[Begin ITEMS]
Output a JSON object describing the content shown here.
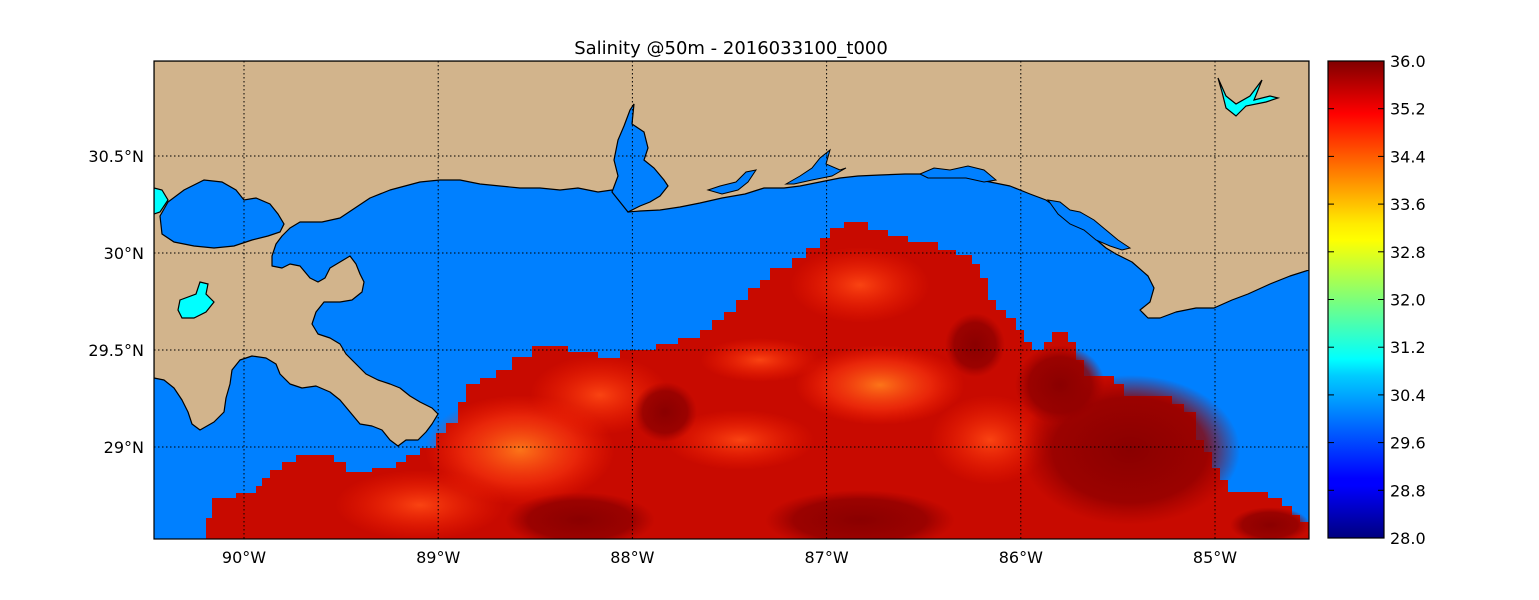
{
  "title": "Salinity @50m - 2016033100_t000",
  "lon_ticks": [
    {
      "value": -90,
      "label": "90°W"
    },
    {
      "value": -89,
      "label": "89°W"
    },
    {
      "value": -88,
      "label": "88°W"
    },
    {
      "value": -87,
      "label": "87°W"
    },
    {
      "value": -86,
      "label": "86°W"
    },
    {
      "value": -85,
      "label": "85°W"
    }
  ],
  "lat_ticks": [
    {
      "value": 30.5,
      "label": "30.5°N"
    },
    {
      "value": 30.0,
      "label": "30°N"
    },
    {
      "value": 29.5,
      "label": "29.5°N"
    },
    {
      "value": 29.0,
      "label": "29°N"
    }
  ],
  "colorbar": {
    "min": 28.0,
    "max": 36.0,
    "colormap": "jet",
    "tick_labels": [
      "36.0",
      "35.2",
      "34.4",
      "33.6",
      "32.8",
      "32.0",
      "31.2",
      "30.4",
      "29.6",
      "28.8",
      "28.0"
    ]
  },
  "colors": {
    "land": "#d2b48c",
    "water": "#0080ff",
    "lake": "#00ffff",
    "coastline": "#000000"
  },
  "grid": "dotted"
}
[End ITEMS]
[Begin ITEMS]
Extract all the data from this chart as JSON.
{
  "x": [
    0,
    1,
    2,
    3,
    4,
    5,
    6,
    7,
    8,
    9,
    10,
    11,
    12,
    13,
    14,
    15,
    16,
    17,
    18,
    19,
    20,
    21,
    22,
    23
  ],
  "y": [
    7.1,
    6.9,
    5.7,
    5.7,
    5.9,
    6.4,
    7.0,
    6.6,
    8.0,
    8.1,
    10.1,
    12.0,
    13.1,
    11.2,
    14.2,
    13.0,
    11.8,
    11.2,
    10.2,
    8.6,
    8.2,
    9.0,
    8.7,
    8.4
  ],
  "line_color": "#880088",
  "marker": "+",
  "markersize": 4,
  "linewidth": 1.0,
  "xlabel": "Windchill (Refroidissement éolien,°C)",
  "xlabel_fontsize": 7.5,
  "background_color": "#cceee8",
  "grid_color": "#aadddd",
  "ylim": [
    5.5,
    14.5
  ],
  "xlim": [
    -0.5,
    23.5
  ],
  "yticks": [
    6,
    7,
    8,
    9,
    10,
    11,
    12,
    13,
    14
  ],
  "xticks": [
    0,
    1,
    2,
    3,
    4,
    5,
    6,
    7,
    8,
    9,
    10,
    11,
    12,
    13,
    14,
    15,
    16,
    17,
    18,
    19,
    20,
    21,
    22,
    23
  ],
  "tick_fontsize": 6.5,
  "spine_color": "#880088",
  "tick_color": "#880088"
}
[End ITEMS]
§ PROBLEM TO SOLVE: Write down every line of the data above that includes the string "JSON".

§ FINISHED TASK:
Output a JSON object describing the content shown here.
Extract all the data from this chart as JSON.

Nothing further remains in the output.